● **What is required**: Search the records for "Липа". Copy every line where it appears.
— Start of Supplied data —
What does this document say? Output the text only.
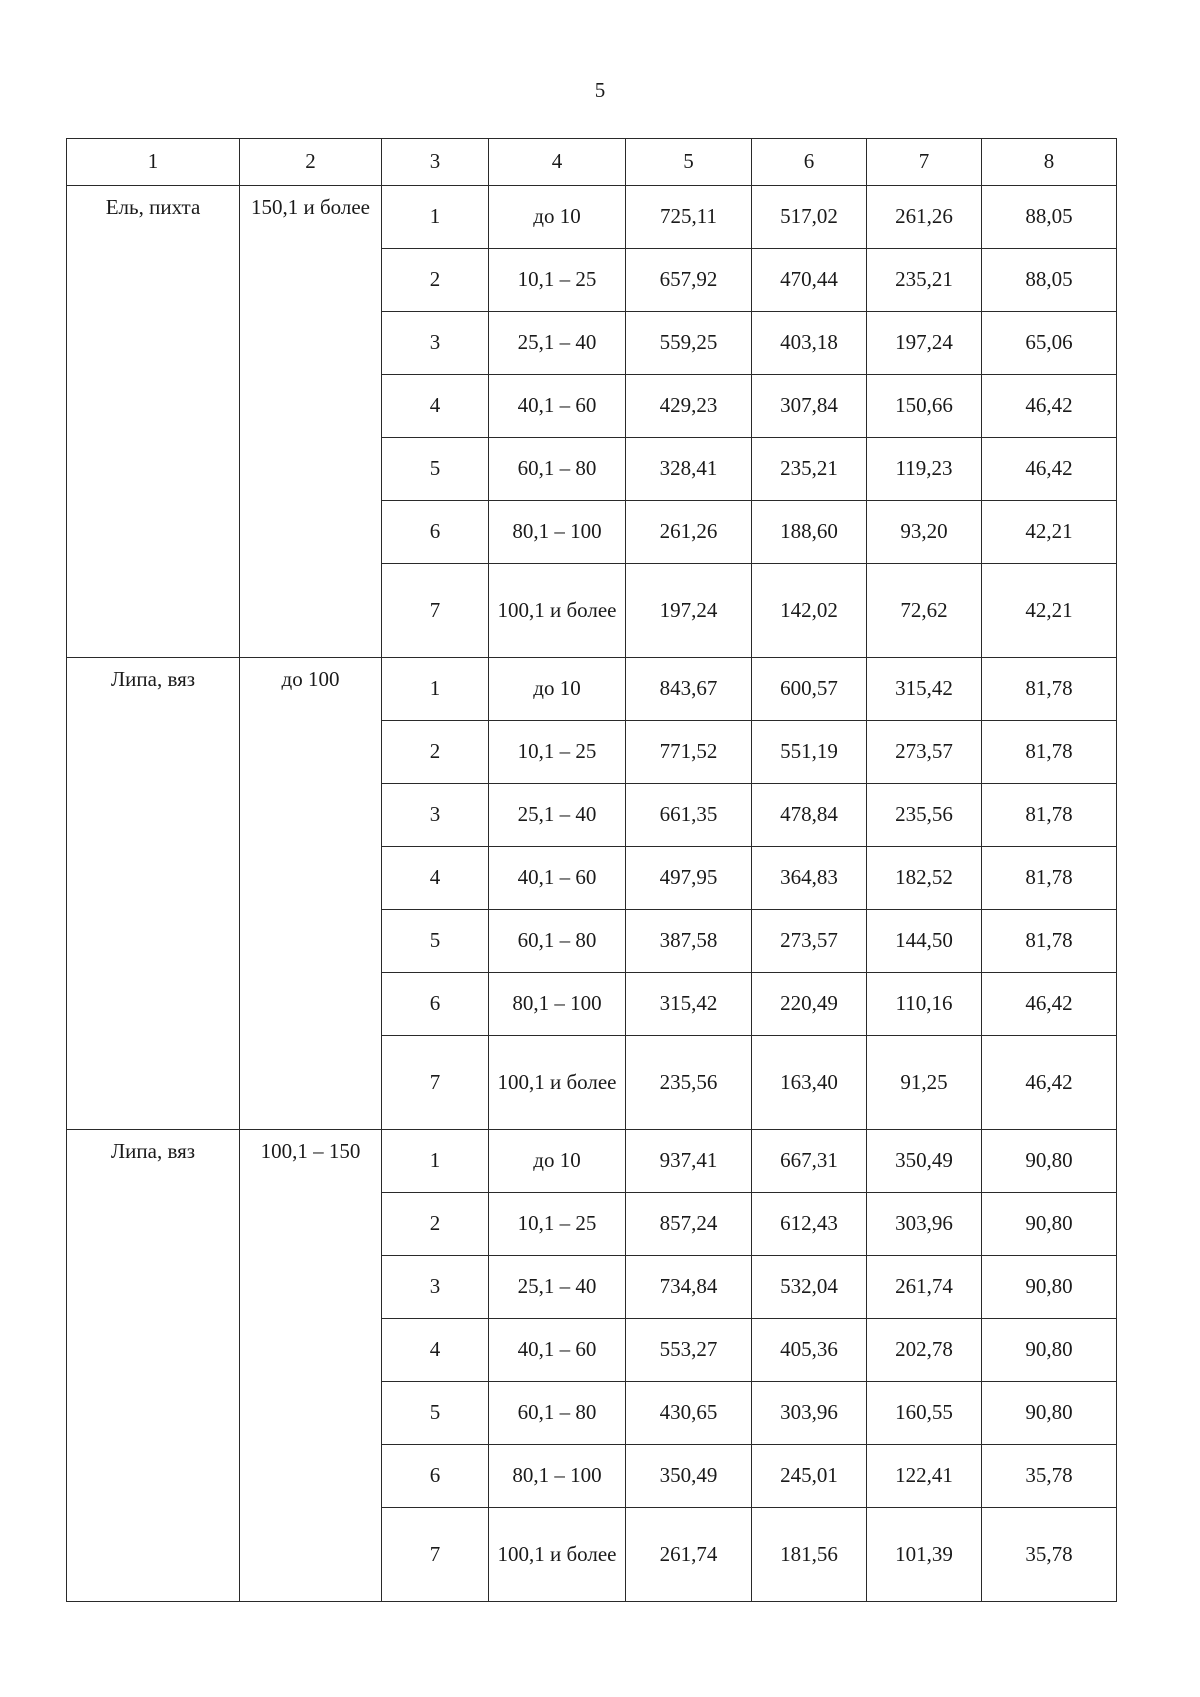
5
1	2	3	4	5	6	7	8
Ель, пихта	150,1 и более	1	до 10	725,11	517,02	261,26	88,05
		2	10,1 – 25	657,92	470,44	235,21	88,05
		3	25,1 – 40	559,25	403,18	197,24	65,06
		4	40,1 – 60	429,23	307,84	150,66	46,42
		5	60,1 – 80	328,41	235,21	119,23	46,42
		6	80,1 – 100	261,26	188,60	93,20	42,21
		7	100,1 и более	197,24	142,02	72,62	42,21
Липа, вяз	до 100	1	до 10	843,67	600,57	315,42	81,78
		2	10,1 – 25	771,52	551,19	273,57	81,78
		3	25,1 – 40	661,35	478,84	235,56	81,78
		4	40,1 – 60	497,95	364,83	182,52	81,78
		5	60,1 – 80	387,58	273,57	144,50	81,78
		6	80,1 – 100	315,42	220,49	110,16	46,42
		7	100,1 и более	235,56	163,40	91,25	46,42
Липа, вяз	100,1 – 150	1	до 10	937,41	667,31	350,49	90,80
		2	10,1 – 25	857,24	612,43	303,96	90,80
		3	25,1 – 40	734,84	532,04	261,74	90,80
		4	40,1 – 60	553,27	405,36	202,78	90,80
		5	60,1 – 80	430,65	303,96	160,55	90,80
		6	80,1 – 100	350,49	245,01	122,41	35,78
		7	100,1 и более	261,74	181,56	101,39	35,78
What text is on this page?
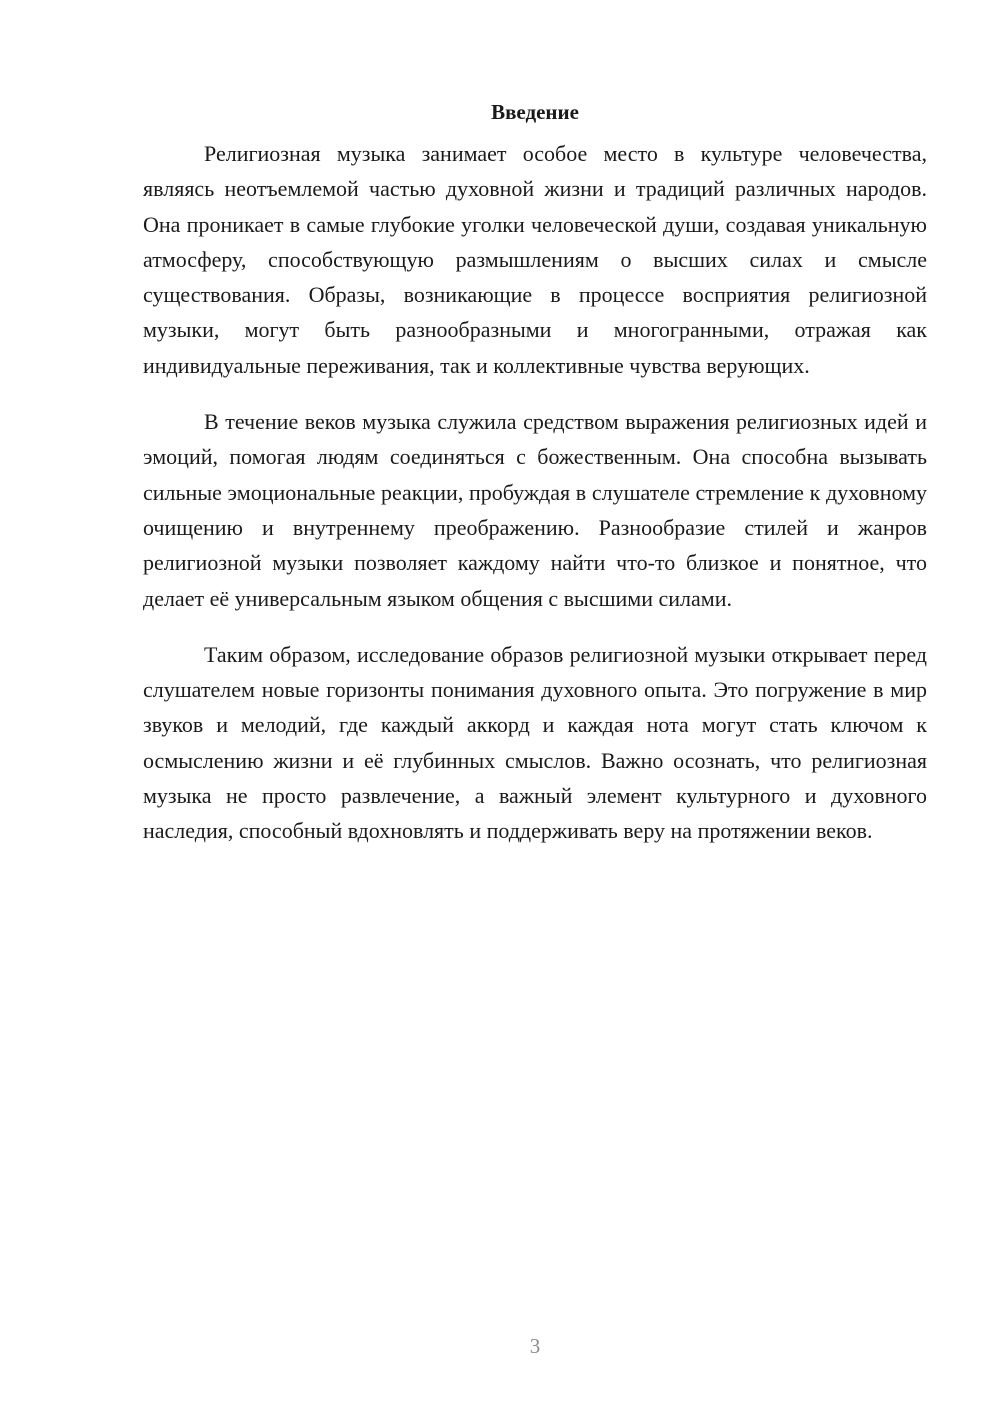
Введение

Религиозная музыка занимает особое место в культуре человечества, являясь неотъемлемой частью духовной жизни и традиций различных народов. Она проникает в самые глубокие уголки человеческой души, создавая уникальную атмосферу, способствующую размышлениям о высших силах и смысле существования. Образы, возникающие в процессе восприятия религиозной музыки, могут быть разнообразными и многогранными, отражая как индивидуальные переживания, так и коллективные чувства верующих.

В течение веков музыка служила средством выражения религиозных идей и эмоций, помогая людям соединяться с божественным. Она способна вызывать сильные эмоциональные реакции, пробуждая в слушателе стремление к духовному очищению и внутреннему преображению. Разнообразие стилей и жанров религиозной музыки позволяет каждому найти что-то близкое и понятное, что делает её универсальным языком общения с высшими силами.

Таким образом, исследование образов религиозной музыки открывает перед слушателем новые горизонты понимания духовного опыта. Это погружение в мир звуков и мелодий, где каждый аккорд и каждая нота могут стать ключом к осмыслению жизни и её глубинных смыслов. Важно осознать, что религиозная музыка не просто развлечение, а важный элемент культурного и духовного наследия, способный вдохновлять и поддерживать веру на протяжении веков.

3
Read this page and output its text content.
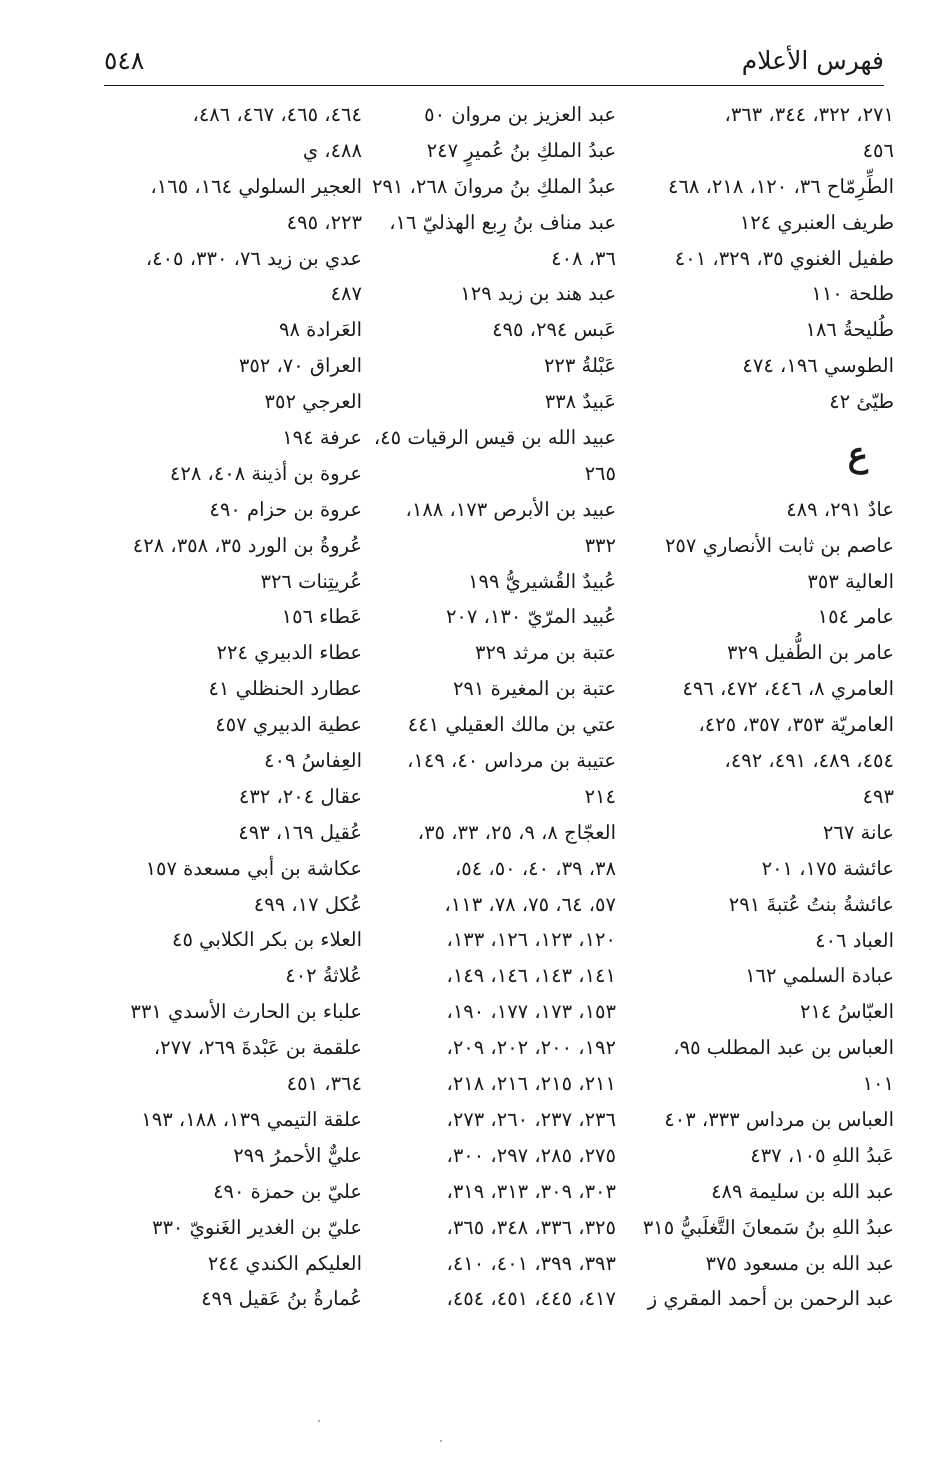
فهرس الأعلام
٥٤٨
٢٧١، ٣٢٢، ٣٤٤، ٣٦٣،
٤٥٦
الطِّرِمّاح ٣٦، ١٢٠، ٢١٨، ٤٦٨
طريف العنبري ١٢٤
طفيل الغنوي ٣٥، ٣٢٩، ٤٠١
طلحة ١١٠
طُليحةُ ١٨٦
الطوسي ١٩٦، ٤٧٤
طيّئ ٤٢
ع
عادٌ ٢٩١، ٤٨٩
عاصم بن ثابت الأنصاري ٢٥٧
العالية ٣٥٣
عامر ١٥٤
عامر بن الطُّفيل ٣٢٩
العامري ٨، ٤٤٦، ٤٧٢، ٤٩٦
العامريّة ٣٥٣، ٣٥٧، ٤٢٥،
٤٥٤، ٤٨٩، ٤٩١، ٤٩٢،
٤٩٣
عانة ٢٦٧
عائشة ١٧٥، ٢٠١
عائشةُ بنتُ عُتبةَ ٢٩١
العباد ٤٠٦
عبادة السلمي ١٦٢
العبّاسُ ٢١٤
العباس بن عبد المطلب ٩٥،
١٠١
العباس بن مرداس ٣٣٣، ٤٠٣
عَبدُ اللهِ ١٠٥، ٤٣٧
عبد الله بن سليمة ٤٨٩
عبدُ اللهِ بنُ سَمعانَ التَّغلَبيُّ ٣١٥
عبد الله بن مسعود ٣٧٥
عبد الرحمن بن أحمد المقري ز
عبد العزيز بن مروان ٥٠
عبدُ الملكِ بنُ عُميرٍ ٢٤٧
عبدُ الملكِ بنُ مروانَ ٢٦٨، ٢٩١
عبد مناف بنُ رِبع الهذليّ ١٦،
٣٦، ٤٠٨
عبد هند بن زيد ١٢٩
عَبس ٢٩٤، ٤٩٥
عَبْلةُ ٢٢٣
عَبيدٌ ٣٣٨
عبيد الله بن قيس الرقيات ٤٥،
٢٦٥
عبيد بن الأبرص ١٧٣، ١٨٨،
٣٣٢
عُبيدٌ القُشيريُّ ١٩٩
عُبيد المرّيّ ١٣٠، ٢٠٧
عتبة بن مرثد ٣٢٩
عتبة بن المغيرة ٢٩١
عتي بن مالك العقيلي ٤٤١
عتيبة بن مرداس ٤٠، ١٤٩،
٢١٤
العجّاج ٨، ٩، ٢٥، ٣٣، ٣٥،
٣٨، ٣٩، ٤٠، ٥٠، ٥٤،
٥٧، ٦٤، ٧٥، ٧٨، ١١٣،
١٢٠، ١٢٣، ١٢٦، ١٣٣،
١٤١، ١٤٣، ١٤٦، ١٤٩،
١٥٣، ١٧٣، ١٧٧، ١٩٠،
١٩٢، ٢٠٠، ٢٠٢، ٢٠٩،
٢١١، ٢١٥، ٢١٦، ٢١٨،
٢٣٦، ٢٣٧، ٢٦٠، ٢٧٣،
٢٧٥، ٢٨٥، ٢٩٧، ٣٠٠،
٣٠٣، ٣٠٩، ٣١٣، ٣١٩،
٣٢٥، ٣٣٦، ٣٤٨، ٣٦٥،
٣٩٣، ٣٩٩، ٤٠١، ٤١٠،
٤١٧، ٤٤٥، ٤٥١، ٤٥٤،
٤٦٤، ٤٦٥، ٤٦٧، ٤٨٦،
٤٨٨، ي
العجير السلولي ١٦٤، ١٦٥،
٢٢٣، ٤٩٥
عدي بن زيد ٧٦، ٣٣٠، ٤٠٥،
٤٨٧
العَرادة ٩٨
العراق ٧٠، ٣٥٢
العرجي ٣٥٢
عرفة ١٩٤
عروة بن أذينة ٤٠٨، ٤٢٨
عروة بن حزام ٤٩٠
عُروةُ بن الورد ٣٥، ٣٥٨، ٤٢٨
عُريتِنات ٣٢٦
عَطاء ١٥٦
عطاء الدبيري ٢٢٤
عطارد الحنظلي ٤١
عطية الدبيري ٤٥٧
العِفاسُ ٤٠٩
عقال ٢٠٤، ٤٣٢
عُقيل ١٦٩، ٤٩٣
عكاشة بن أبي مسعدة ١٥٧
عُكل ١٧، ٤٩٩
العلاء بن بكر الكلابي ٤٥
عُلاثةُ ٤٠٢
علباء بن الحارث الأسدي ٣٣١
علقمة بن عَبْدةَ ٢٦٩، ٢٧٧،
٣٦٤، ٤٥١
علقة التيمي ١٣٩، ١٨٨، ١٩٣
عليٌّ الأحمرُ ٢٩٩
عليّ بن حمزة ٤٩٠
عليّ بن الغدير الغَنويّ ٣٣٠
العليكم الكندي ٢٤٤
عُمارةُ بنُ عَقيل ٤٩٩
— End of Supplied data —
● **Reply to the task**:
Липа, вяз	до 100	1	до 10	843,67	600,57	315,42	81,78
Липа, вяз	100,1 – 150	1	до 10	937,41	667,31	350,49	90,80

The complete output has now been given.